Determine the number of lines that have the string "Swarm" in them, and give only that number.

> [Supplied information]:
######

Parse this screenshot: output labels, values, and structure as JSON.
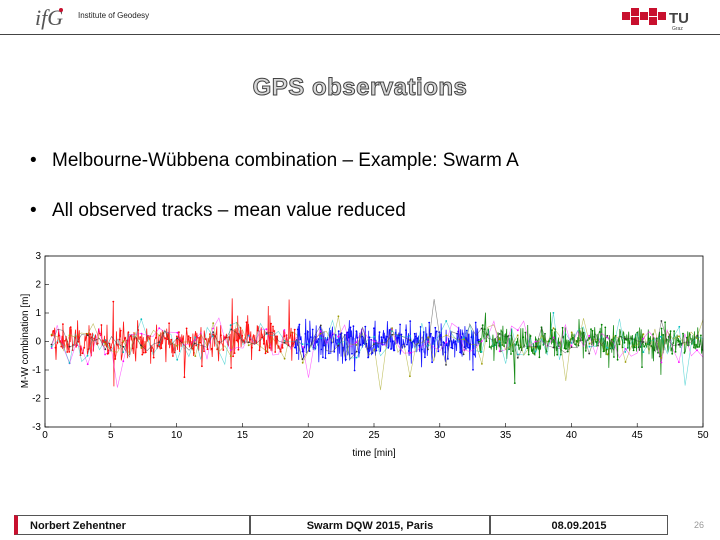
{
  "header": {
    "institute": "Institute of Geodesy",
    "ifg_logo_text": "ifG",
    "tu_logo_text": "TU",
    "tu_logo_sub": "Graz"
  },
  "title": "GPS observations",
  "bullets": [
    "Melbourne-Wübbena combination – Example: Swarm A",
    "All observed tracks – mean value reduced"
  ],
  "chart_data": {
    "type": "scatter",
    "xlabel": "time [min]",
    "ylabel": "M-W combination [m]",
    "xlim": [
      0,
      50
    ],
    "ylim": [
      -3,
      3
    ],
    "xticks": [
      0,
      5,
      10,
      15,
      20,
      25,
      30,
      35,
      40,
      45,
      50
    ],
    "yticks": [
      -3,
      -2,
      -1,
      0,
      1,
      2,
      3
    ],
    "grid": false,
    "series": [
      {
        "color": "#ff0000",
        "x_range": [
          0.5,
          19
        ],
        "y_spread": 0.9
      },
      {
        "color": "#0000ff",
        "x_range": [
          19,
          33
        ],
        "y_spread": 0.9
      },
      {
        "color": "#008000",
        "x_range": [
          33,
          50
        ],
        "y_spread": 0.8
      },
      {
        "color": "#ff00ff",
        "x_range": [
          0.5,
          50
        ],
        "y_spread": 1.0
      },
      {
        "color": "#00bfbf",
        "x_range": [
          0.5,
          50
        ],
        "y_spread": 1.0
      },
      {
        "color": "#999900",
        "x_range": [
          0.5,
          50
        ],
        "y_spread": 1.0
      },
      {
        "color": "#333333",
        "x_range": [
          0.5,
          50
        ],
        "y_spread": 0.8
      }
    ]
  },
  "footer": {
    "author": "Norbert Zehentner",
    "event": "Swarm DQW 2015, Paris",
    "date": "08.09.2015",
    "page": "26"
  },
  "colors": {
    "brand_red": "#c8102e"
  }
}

######

> [Problem solution]: 2